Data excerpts
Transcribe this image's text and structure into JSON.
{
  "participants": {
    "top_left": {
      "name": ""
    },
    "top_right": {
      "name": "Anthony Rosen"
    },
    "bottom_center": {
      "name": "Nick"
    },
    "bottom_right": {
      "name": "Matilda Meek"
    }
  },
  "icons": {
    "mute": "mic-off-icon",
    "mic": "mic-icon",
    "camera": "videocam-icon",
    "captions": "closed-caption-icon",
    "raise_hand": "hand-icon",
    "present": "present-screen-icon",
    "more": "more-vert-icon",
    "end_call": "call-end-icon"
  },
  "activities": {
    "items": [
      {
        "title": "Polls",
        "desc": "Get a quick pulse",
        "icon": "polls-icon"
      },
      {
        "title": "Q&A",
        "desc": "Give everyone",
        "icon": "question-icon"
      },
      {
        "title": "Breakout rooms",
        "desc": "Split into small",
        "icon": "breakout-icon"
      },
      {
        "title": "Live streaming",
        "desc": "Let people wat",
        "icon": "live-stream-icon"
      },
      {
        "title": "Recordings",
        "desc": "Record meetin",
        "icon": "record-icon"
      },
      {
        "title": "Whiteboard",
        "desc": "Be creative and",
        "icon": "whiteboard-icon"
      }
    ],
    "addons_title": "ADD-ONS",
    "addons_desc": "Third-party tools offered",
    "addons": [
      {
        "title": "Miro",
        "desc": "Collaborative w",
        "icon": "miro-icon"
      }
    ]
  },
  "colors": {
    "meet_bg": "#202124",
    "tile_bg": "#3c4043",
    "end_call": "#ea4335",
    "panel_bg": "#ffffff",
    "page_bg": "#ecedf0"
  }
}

▶ _Prompt_
Copy out each record from above, exactly.

▶ _Task solution_
Transcribe this image's text and structure into JSON.
{
  "participants": {
    "top_left": {
      "name": ""
    },
    "top_right": {
      "name": "Anthony Rosen"
    },
    "bottom_center": {
      "name": "Nick"
    },
    "bottom_right": {
      "name": "Matilda Meek"
    }
  },
  "icons": {
    "mute": "mic-off-icon",
    "mic": "mic-icon",
    "camera": "videocam-icon",
    "captions": "closed-caption-icon",
    "raise_hand": "hand-icon",
    "present": "present-screen-icon",
    "more": "more-vert-icon",
    "end_call": "call-end-icon"
  },
  "activities": {
    "items": [
      {
        "title": "Polls",
        "desc": "Get a quick pulse",
        "icon": "polls-icon"
      },
      {
        "title": "Q&A",
        "desc": "Give everyone",
        "icon": "question-icon"
      },
      {
        "title": "Breakout rooms",
        "desc": "Split into small",
        "icon": "breakout-icon"
      },
      {
        "title": "Live streaming",
        "desc": "Let people wat",
        "icon": "live-stream-icon"
      },
      {
        "title": "Recordings",
        "desc": "Record meetin",
        "icon": "record-icon"
      },
      {
        "title": "Whiteboard",
        "desc": "Be creative and",
        "icon": "whiteboard-icon"
      }
    ],
    "addons_title": "ADD-ONS",
    "addons_desc": "Third-party tools offered",
    "addons": [
      {
        "title": "Miro",
        "desc": "Collaborative w",
        "icon": "miro-icon"
      }
    ]
  },
  "colors": {
    "meet_bg": "#202124",
    "tile_bg": "#3c4043",
    "end_call": "#ea4335",
    "panel_bg": "#ffffff",
    "page_bg": "#ecedf0"
  }
}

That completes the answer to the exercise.